Exercise details: Rewrite the records below as a two-column CSV with the columns "input" and "output" and one row per record. Put each record's text in "input" and its answer in "output", each in a single quoted field with line breaks replaced by spaces.

Listing:
[start]
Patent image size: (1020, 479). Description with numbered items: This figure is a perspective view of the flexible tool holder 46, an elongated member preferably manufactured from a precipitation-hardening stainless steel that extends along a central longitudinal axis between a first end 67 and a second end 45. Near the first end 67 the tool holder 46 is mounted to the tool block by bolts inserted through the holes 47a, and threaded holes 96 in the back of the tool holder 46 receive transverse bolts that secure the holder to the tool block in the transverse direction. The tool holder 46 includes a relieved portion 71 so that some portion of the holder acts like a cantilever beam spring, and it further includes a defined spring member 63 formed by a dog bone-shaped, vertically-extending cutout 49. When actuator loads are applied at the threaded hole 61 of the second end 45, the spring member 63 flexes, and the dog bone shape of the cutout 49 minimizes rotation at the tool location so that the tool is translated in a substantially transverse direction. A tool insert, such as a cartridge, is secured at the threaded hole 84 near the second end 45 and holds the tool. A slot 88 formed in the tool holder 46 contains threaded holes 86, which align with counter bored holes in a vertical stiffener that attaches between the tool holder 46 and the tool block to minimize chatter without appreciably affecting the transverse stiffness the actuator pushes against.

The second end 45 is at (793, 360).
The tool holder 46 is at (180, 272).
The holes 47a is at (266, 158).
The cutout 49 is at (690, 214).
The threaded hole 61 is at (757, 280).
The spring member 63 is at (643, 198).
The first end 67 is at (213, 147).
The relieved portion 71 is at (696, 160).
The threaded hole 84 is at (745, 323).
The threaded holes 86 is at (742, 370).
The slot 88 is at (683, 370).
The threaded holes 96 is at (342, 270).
[end]
Response for this exercise:
input,output
"Patent image size: (1020, 479). Description with numbered items: This figure is a perspective view of the flexible tool holder 46, an elongated member preferably manufactured from a precipitation-hardening stainless steel that extends along a central longitudinal axis between a first end 67 and a second end 45. Near the first end 67 the tool holder 46 is mounted to the tool block by bolts inserted through the holes 47a, and threaded holes 96 in the back of the tool holder 46 receive transverse bolts that secure the holder to the tool block in the transverse direction. The tool holder 46 includes a relieved portion 71 so that some portion of the holder acts like a cantilever beam spring, and it further includes a defined spring member 63 formed by a dog bone-shaped, vertically-extending cutout 49. When actuator loads are applied at the threaded hole 61 of the second end 45, the spring member 63 flexes, and the dog bone shape of the cutout 49 minimizes rotation at the tool location so that the tool is translated in a substantially transverse direction. A tool insert, such as a cartridge, is secured at the threaded hole 84 near the second end 45 and holds the tool. A slot 88 formed in the tool holder 46 contains threaded holes 86, which align with counter bored holes in a vertical stiffener that attaches between the tool holder 46 and the tool block to minimize chatter without appreciably affecting the transverse stiffness the actuator pushes against.","The second end 45 is at (793, 360). The tool holder 46 is at (180, 272). The holes 47a is at (266, 158). The cutout 49 is at (690, 214). The threaded hole 61 is at (757, 280). The spring member 63 is at (643, 198). The first end 67 is at (213, 147). The relieved portion 71 is at (696, 160). The threaded hole 84 is at (745, 323). The threaded holes 86 is at (742, 370). The slot 88 is at (683, 370). The threaded holes 96 is at (342, 270)."